[Collection entries]
════════════════

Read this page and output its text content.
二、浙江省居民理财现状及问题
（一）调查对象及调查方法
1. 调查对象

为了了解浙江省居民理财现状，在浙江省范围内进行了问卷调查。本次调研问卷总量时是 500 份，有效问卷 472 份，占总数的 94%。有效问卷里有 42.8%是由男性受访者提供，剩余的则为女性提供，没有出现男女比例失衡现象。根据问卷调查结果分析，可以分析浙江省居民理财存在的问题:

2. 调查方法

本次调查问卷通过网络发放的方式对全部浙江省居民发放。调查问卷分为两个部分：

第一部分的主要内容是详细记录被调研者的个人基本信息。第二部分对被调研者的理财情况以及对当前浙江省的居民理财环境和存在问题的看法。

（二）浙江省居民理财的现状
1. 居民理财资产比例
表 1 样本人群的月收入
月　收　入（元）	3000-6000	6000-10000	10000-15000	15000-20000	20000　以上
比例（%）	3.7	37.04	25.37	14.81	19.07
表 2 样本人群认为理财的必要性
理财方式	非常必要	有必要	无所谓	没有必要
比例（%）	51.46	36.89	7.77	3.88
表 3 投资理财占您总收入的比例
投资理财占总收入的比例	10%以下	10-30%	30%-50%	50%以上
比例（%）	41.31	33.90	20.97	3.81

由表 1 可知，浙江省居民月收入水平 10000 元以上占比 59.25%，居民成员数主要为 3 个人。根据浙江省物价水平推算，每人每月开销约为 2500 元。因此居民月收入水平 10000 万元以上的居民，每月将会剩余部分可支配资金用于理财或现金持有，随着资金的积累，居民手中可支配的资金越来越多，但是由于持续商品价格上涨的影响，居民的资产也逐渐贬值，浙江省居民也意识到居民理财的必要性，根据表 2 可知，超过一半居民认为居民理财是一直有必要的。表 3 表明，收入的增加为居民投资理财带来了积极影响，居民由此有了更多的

════════════════

▶ **Your goal**: All the entries above need to be reproduced exactly.

▶ **Result**:
Read this page and output its text content.
二、浙江省居民理财现状及问题
（一）调查对象及调查方法
1. 调查对象

为了了解浙江省居民理财现状，在浙江省范围内进行了问卷调查。本次调研问卷总量时是 500 份，有效问卷 472 份，占总数的 94%。有效问卷里有 42.8%是由男性受访者提供，剩余的则为女性提供，没有出现男女比例失衡现象。根据问卷调查结果分析，可以分析浙江省居民理财存在的问题:

2. 调查方法

本次调查问卷通过网络发放的方式对全部浙江省居民发放。调查问卷分为两个部分：

第一部分的主要内容是详细记录被调研者的个人基本信息。第二部分对被调研者的理财情况以及对当前浙江省的居民理财环境和存在问题的看法。

（二）浙江省居民理财的现状
1. 居民理财资产比例
表 1 样本人群的月收入
月　收　入（元）	3000-6000	6000-10000	10000-15000	15000-20000	20000　以上
比例（%）	3.7	37.04	25.37	14.81	19.07
表 2 样本人群认为理财的必要性
理财方式	非常必要	有必要	无所谓	没有必要
比例（%）	51.46	36.89	7.77	3.88
表 3 投资理财占您总收入的比例
投资理财占总收入的比例	10%以下	10-30%	30%-50%	50%以上
比例（%）	41.31	33.90	20.97	3.81

由表 1 可知，浙江省居民月收入水平 10000 元以上占比 59.25%，居民成员数主要为 3 个人。根据浙江省物价水平推算，每人每月开销约为 2500 元。因此居民月收入水平 10000 万元以上的居民，每月将会剩余部分可支配资金用于理财或现金持有，随着资金的积累，居民手中可支配的资金越来越多，但是由于持续商品价格上涨的影响，居民的资产也逐渐贬值，浙江省居民也意识到居民理财的必要性，根据表 2 可知，超过一半居民认为居民理财是一直有必要的。表 3 表明，收入的增加为居民投资理财带来了积极影响，居民由此有了更多的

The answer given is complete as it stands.